SET TASK: How many lines hold the string "房屋建筑施工面积"? Reply with the number alone.

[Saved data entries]

╭──

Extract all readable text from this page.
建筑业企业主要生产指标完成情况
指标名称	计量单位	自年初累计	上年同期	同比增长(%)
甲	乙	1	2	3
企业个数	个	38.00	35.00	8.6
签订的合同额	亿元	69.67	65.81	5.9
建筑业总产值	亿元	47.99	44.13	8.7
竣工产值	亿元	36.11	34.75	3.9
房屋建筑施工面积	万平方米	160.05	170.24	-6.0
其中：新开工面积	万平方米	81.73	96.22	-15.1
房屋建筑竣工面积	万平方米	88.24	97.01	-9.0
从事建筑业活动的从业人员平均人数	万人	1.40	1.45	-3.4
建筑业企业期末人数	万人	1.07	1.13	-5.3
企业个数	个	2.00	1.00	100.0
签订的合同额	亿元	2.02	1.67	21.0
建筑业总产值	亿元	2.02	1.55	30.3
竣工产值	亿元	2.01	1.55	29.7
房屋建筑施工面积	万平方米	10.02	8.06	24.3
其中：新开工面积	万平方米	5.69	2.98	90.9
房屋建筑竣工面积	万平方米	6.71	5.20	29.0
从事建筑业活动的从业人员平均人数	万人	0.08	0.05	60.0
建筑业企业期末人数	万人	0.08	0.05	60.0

╰──

RESPONSE TO THIS EXERCISE: 2